Saved data entries
================

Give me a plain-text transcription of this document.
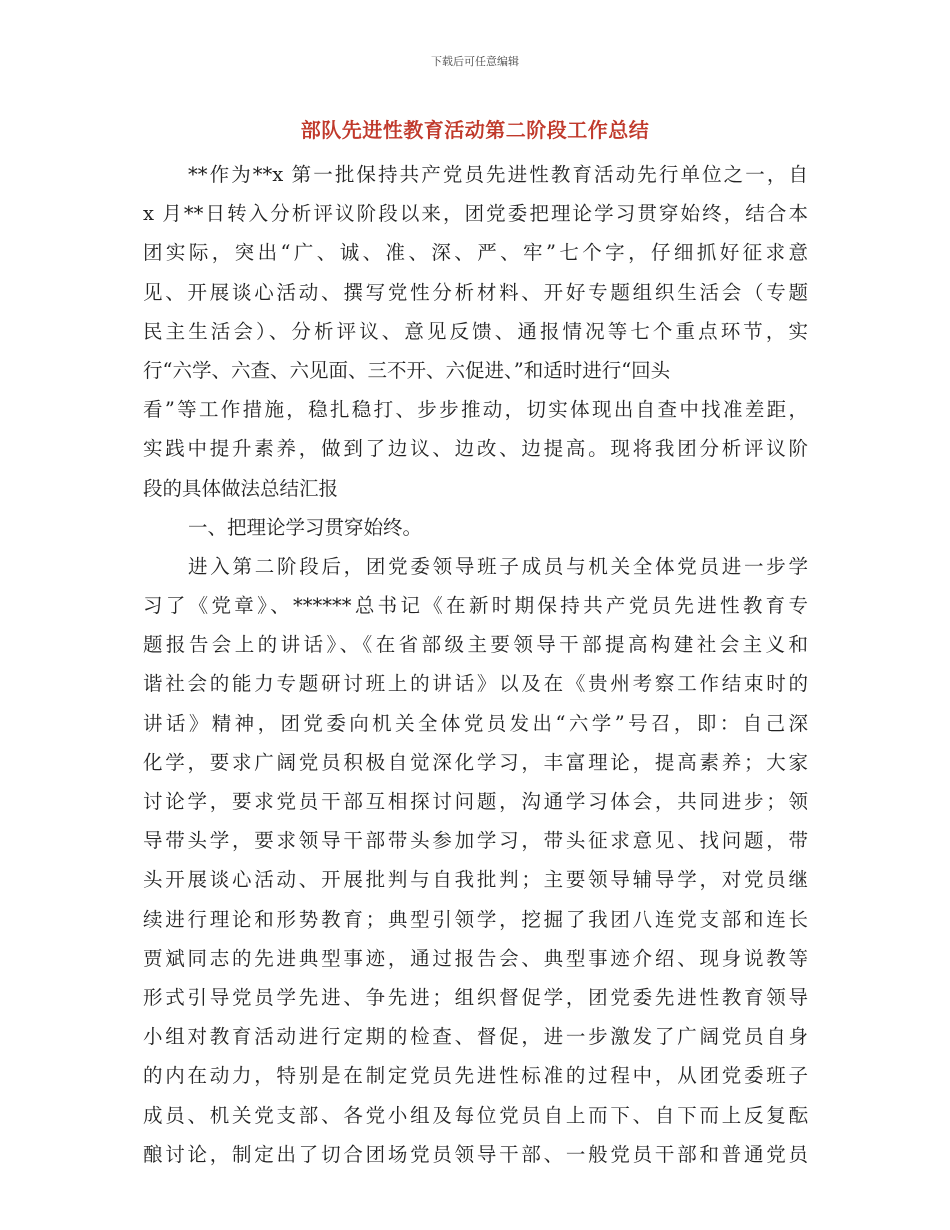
下载后可任意编辑
部队先进性教育活动第二阶段工作总结
**作为**x 第一批保持共产党员先进性教育活动先行单位之一，自
x 月**日转入分析评议阶段以来，团党委把理论学习贯穿始终，结合本
团实际，突出“广、诚、准、深、严、牢”七个字，仔细抓好征求意
见、开展谈心活动、撰写党性分析材料、开好专题组织生活会（专题
民主生活会）、分析评议、意见反馈、通报情况等七个重点环节，实
行“六学、六查、六见面、三不开、六促进、”和适时进行“回头
看”等工作措施，稳扎稳打、步步推动，切实体现出自查中找准差距，
实践中提升素养，做到了边议、边改、边提高。现将我团分析评议阶
段的具体做法总结汇报
一、把理论学习贯穿始终。
进入第二阶段后，团党委领导班子成员与机关全体党员进一步学
习了《党章》、******总书记《在新时期保持共产党员先进性教育专
题报告会上的讲话》、《在省部级主要领导干部提高构建社会主义和
谐社会的能力专题研讨班上的讲话》以及在《贵州考察工作结束时的
讲话》精神，团党委向机关全体党员发出“六学”号召，即：自己深
化学，要求广阔党员积极自觉深化学习，丰富理论，提高素养；大家
讨论学，要求党员干部互相探讨问题，沟通学习体会，共同进步；领
导带头学，要求领导干部带头参加学习，带头征求意见、找问题，带
头开展谈心活动、开展批判与自我批判；主要领导辅导学，对党员继
续进行理论和形势教育；典型引领学，挖掘了我团八连党支部和连长
贾斌同志的先进典型事迹，通过报告会、典型事迹介绍、现身说教等
形式引导党员学先进、争先进；组织督促学，团党委先进性教育领导
小组对教育活动进行定期的检查、督促，进一步激发了广阔党员自身
的内在动力，特别是在制定党员先进性标准的过程中，从团党委班子
成员、机关党支部、各党小组及每位党员自上而下、自下而上反复酝
酿讨论，制定出了切合团场党员领导干部、一般党员干部和普通党员
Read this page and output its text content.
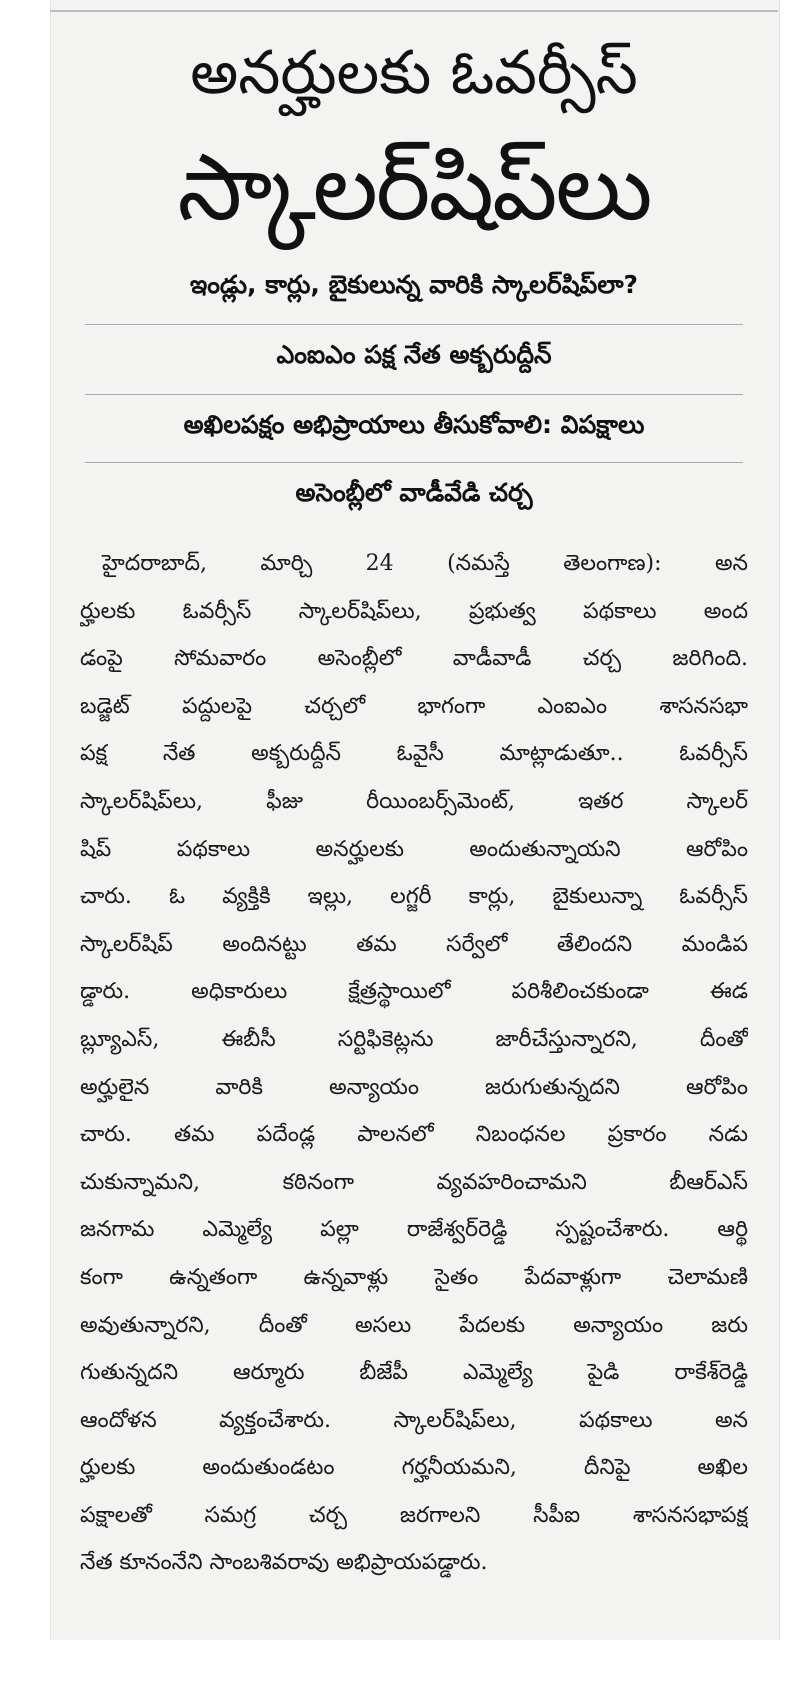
అనర్హులకు ఓవర్సీస్
స్కాలర్‌షిప్‌లు
ఇండ్లు, కార్లు, బైకులున్న వారికి స్కాలర్‌షిప్‌లా?
ఎంఐఎం పక్ష నేత అక్బరుద్దీన్
అఖిలపక్షం అభిప్రాయాలు తీసుకోవాలి: విపక్షాలు
అసెంబ్లీలో వాడీవేడి చర్చ
హైదరాబాద్, మార్చి 24 (నమస్తే తెలంగాణ): అన
ర్హులకు ఓవర్సీస్ స్కాలర్‌షిప్‌లు, ప్రభుత్వ పథకాలు అంద
డంపై సోమవారం అసెంబ్లీలో వాడీవాడీ చర్చ జరిగింది.
బడ్జెట్ పద్దులపై చర్చలో భాగంగా ఎంఐఎం శాసనసభా
పక్ష నేత అక్బరుద్దీన్ ఓవైసీ మాట్లాడుతూ.. ఓవర్సీస్
స్కాలర్‌షిప్‌లు, ఫీజు రీయింబర్స్‌మెంట్, ఇతర స్కాలర్
షిప్ పథకాలు అనర్హులకు అందుతున్నాయని ఆరోపిం
చారు. ఓ వ్యక్తికి ఇల్లు, లగ్జరీ కార్లు, బైకులున్నా ఓవర్సీస్
స్కాలర్‌షిప్ అందినట్టు తమ సర్వేలో తేలిందని మండిప
డ్డారు. అధికారులు క్షేత్రస్థాయిలో పరిశీలించకుండా ఈడ
బ్ల్యూఎస్, ఈబీసీ సర్టిఫికెట్లను జారీచేస్తున్నారని, దీంతో
అర్హులైన వారికి అన్యాయం జరుగుతున్నదని ఆరోపిం
చారు. తమ పదేండ్ల పాలనలో నిబంధనల ప్రకారం నడు
చుకున్నామని, కఠినంగా వ్యవహరించామని బీఆర్‌ఎస్
జనగామ ఎమ్మెల్యే పల్లా రాజేశ్వర్‌రెడ్డి స్పష్టంచేశారు. ఆర్థి
కంగా ఉన్నతంగా ఉన్నవాళ్లు సైతం పేదవాళ్లుగా చెలామణి
అవుతున్నారని, దీంతో అసలు పేదలకు అన్యాయం జరు
గుతున్నదని ఆర్మూరు బీజేపీ ఎమ్మెల్యే పైడి రాకేశ్‌రెడ్డి
ఆందోళన వ్యక్తంచేశారు. స్కాలర్‌షిప్‌లు, పథకాలు అన
ర్హులకు అందుతుండటం గర్హనీయమని, దీనిపై అఖిల
పక్షాలతో సమగ్ర చర్చ జరగాలని సీపీఐ శాసనసభాపక్ష
నేత కూనంనేని సాంబశివరావు అభిప్రాయపడ్డారు.
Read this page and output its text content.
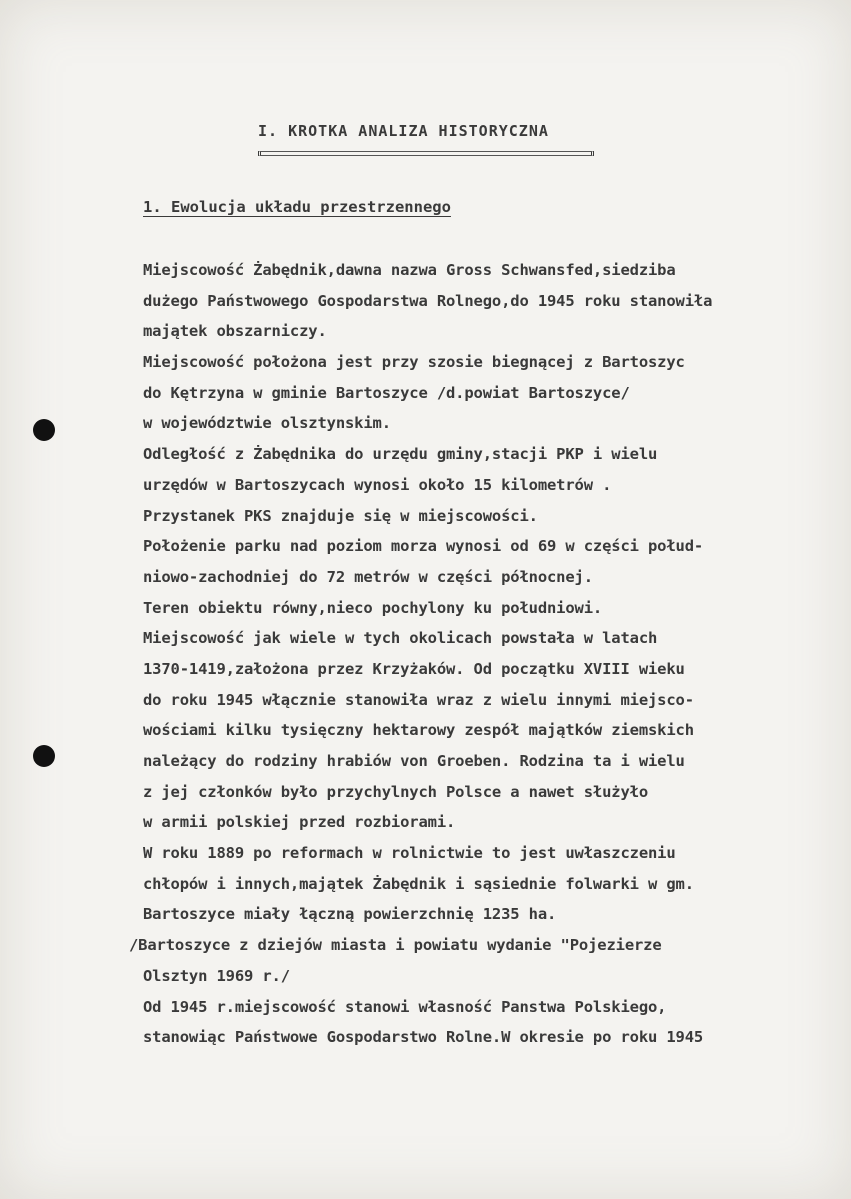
I. KROTKA ANALIZA HISTORYCZNA
1. Ewolucja układu przestrzennego
Miejscowość Żabędnik,dawna nazwa Gross Schwansfed,siedziba
dużego Państwowego Gospodarstwa Rolnego,do 1945 roku stanowiła
majątek obszarniczy.
Miejscowość położona jest przy szosie biegnącej z Bartoszyc
do Kętrzyna w gminie Bartoszyce /d.powiat Bartoszyce/
w województwie olsztynskim.
Odległość z Żabędnika do urzędu gminy,stacji PKP i wielu
urzędów w Bartoszycach wynosi około 15 kilometrów .
Przystanek PKS znajduje się w miejscowości.
Położenie parku nad poziom morza wynosi od 69 w części połud-
niowo-zachodniej do 72 metrów w części północnej.
Teren obiektu równy,nieco pochylony ku południowi.
Miejscowość jak wiele w tych okolicach powstała w latach
1370-1419,założona przez Krzyżaków. Od początku XVIII wieku
do roku 1945 włącznie stanowiła wraz z wielu innymi miejsco-
wościami kilku tysięczny hektarowy zespół majątków ziemskich
należący do rodziny hrabiów von Groeben. Rodzina ta i wielu
z jej członków było przychylnych Polsce a nawet służyło
w armii polskiej przed rozbiorami.
W roku 1889 po reformach w rolnictwie to jest uwłaszczeniu
chłopów i innych,majątek Żabędnik i sąsiednie folwarki w gm.
Bartoszyce miały łączną powierzchnię 1235 ha.
/Bartoszyce z dziejów miasta i powiatu wydanie "Pojezierze
Olsztyn 1969 r./
Od 1945 r.miejscowość stanowi własność Panstwa Polskiego,
stanowiąc Państwowe Gospodarstwo Rolne.W okresie po roku 1945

================

● **Exercise description**: Transcribe the complete set of entries verbatim. No pictures belong in the copy.

● **Expected answer**:
Give me a plain-text transcription of this document.
下载后可任意编辑
部队先进性教育活动第二阶段工作总结
**作为**x 第一批保持共产党员先进性教育活动先行单位之一，自
x 月**日转入分析评议阶段以来，团党委把理论学习贯穿始终，结合本
团实际，突出“广、诚、准、深、严、牢”七个字，仔细抓好征求意
见、开展谈心活动、撰写党性分析材料、开好专题组织生活会（专题
民主生活会）、分析评议、意见反馈、通报情况等七个重点环节，实
行“六学、六查、六见面、三不开、六促进、”和适时进行“回头
看”等工作措施，稳扎稳打、步步推动，切实体现出自查中找准差距，
实践中提升素养，做到了边议、边改、边提高。现将我团分析评议阶
段的具体做法总结汇报
一、把理论学习贯穿始终。
进入第二阶段后，团党委领导班子成员与机关全体党员进一步学
习了《党章》、******总书记《在新时期保持共产党员先进性教育专
题报告会上的讲话》、《在省部级主要领导干部提高构建社会主义和
谐社会的能力专题研讨班上的讲话》以及在《贵州考察工作结束时的
讲话》精神，团党委向机关全体党员发出“六学”号召，即：自己深
化学，要求广阔党员积极自觉深化学习，丰富理论，提高素养；大家
讨论学，要求党员干部互相探讨问题，沟通学习体会，共同进步；领
导带头学，要求领导干部带头参加学习，带头征求意见、找问题，带
头开展谈心活动、开展批判与自我批判；主要领导辅导学，对党员继
续进行理论和形势教育；典型引领学，挖掘了我团八连党支部和连长
贾斌同志的先进典型事迹，通过报告会、典型事迹介绍、现身说教等
形式引导党员学先进、争先进；组织督促学，团党委先进性教育领导
小组对教育活动进行定期的检查、督促，进一步激发了广阔党员自身
的内在动力，特别是在制定党员先进性标准的过程中，从团党委班子
成员、机关党支部、各党小组及每位党员自上而下、自下而上反复酝
酿讨论，制定出了切合团场党员领导干部、一般党员干部和普通党员
Read this page and output its text content.
అనర్హులకు ఓవర్సీస్
స్కాలర్‌షిప్‌లు
ఇండ్లు, కార్లు, బైకులున్న వారికి స్కాలర్‌షిప్‌లా?
ఎంఐఎం పక్ష నేత అక్బరుద్దీన్
అఖిలపక్షం అభిప్రాయాలు తీసుకోవాలి: విపక్షాలు
అసెంబ్లీలో వాడీవేడి చర్చ
హైదరాబాద్, మార్చి 24 (నమస్తే తెలంగాణ): అన
ర్హులకు ఓవర్సీస్ స్కాలర్‌షిప్‌లు, ప్రభుత్వ పథకాలు అంద
డంపై సోమవారం అసెంబ్లీలో వాడీవాడీ చర్చ జరిగింది.
బడ్జెట్ పద్దులపై చర్చలో భాగంగా ఎంఐఎం శాసనసభా
పక్ష నేత అక్బరుద్దీన్ ఓవైసీ మాట్లాడుతూ.. ఓవర్సీస్
స్కాలర్‌షిప్‌లు, ఫీజు రీయింబర్స్‌మెంట్, ఇతర స్కాలర్
షిప్ పథకాలు అనర్హులకు అందుతున్నాయని ఆరోపిం
చారు. ఓ వ్యక్తికి ఇల్లు, లగ్జరీ కార్లు, బైకులున్నా ఓవర్సీస్
స్కాలర్‌షిప్ అందినట్టు తమ సర్వేలో తేలిందని మండిప
డ్డారు. అధికారులు క్షేత్రస్థాయిలో పరిశీలించకుండా ఈడ
బ్ల్యూఎస్, ఈబీసీ సర్టిఫికెట్లను జారీచేస్తున్నారని, దీంతో
అర్హులైన వారికి అన్యాయం జరుగుతున్నదని ఆరోపిం
చారు. తమ పదేండ్ల పాలనలో నిబంధనల ప్రకారం నడు
చుకున్నామని, కఠినంగా వ్యవహరించామని బీఆర్‌ఎస్
జనగామ ఎమ్మెల్యే పల్లా రాజేశ్వర్‌రెడ్డి స్పష్టంచేశారు. ఆర్థి
కంగా ఉన్నతంగా ఉన్నవాళ్లు సైతం పేదవాళ్లుగా చెలామణి
అవుతున్నారని, దీంతో అసలు పేదలకు అన్యాయం జరు
గుతున్నదని ఆర్మూరు బీజేపీ ఎమ్మెల్యే పైడి రాకేశ్‌రెడ్డి
ఆందోళన వ్యక్తంచేశారు. స్కాలర్‌షిప్‌లు, పథకాలు అన
ర్హులకు అందుతుండటం గర్హనీయమని, దీనిపై అఖిల
పక్షాలతో సమగ్ర చర్చ జరగాలని సీపీఐ శాసనసభాపక్ష
నేత కూనంనేని సాంబశివరావు అభిప్రాయపడ్డారు.
Read this page and output its text content.
I. KROTKA ANALIZA HISTORYCZNA
1. Ewolucja układu przestrzennego
Miejscowość Żabędnik,dawna nazwa Gross Schwansfed,siedziba
dużego Państwowego Gospodarstwa Rolnego,do 1945 roku stanowiła
majątek obszarniczy.
Miejscowość położona jest przy szosie biegnącej z Bartoszyc
do Kętrzyna w gminie Bartoszyce /d.powiat Bartoszyce/
w województwie olsztynskim.
Odległość z Żabędnika do urzędu gminy,stacji PKP i wielu
urzędów w Bartoszycach wynosi około 15 kilometrów .
Przystanek PKS znajduje się w miejscowości.
Położenie parku nad poziom morza wynosi od 69 w części połud-
niowo-zachodniej do 72 metrów w części północnej.
Teren obiektu równy,nieco pochylony ku południowi.
Miejscowość jak wiele w tych okolicach powstała w latach
1370-1419,założona przez Krzyżaków. Od początku XVIII wieku
do roku 1945 włącznie stanowiła wraz z wielu innymi miejsco-
wościami kilku tysięczny hektarowy zespół majątków ziemskich
należący do rodziny hrabiów von Groeben. Rodzina ta i wielu
z jej członków było przychylnych Polsce a nawet służyło
w armii polskiej przed rozbiorami.
W roku 1889 po reformach w rolnictwie to jest uwłaszczeniu
chłopów i innych,majątek Żabędnik i sąsiednie folwarki w gm.
Bartoszyce miały łączną powierzchnię 1235 ha.
/Bartoszyce z dziejów miasta i powiatu wydanie "Pojezierze
Olsztyn 1969 r./
Od 1945 r.miejscowość stanowi własność Panstwa Polskiego,
stanowiąc Państwowe Gospodarstwo Rolne.W okresie po roku 1945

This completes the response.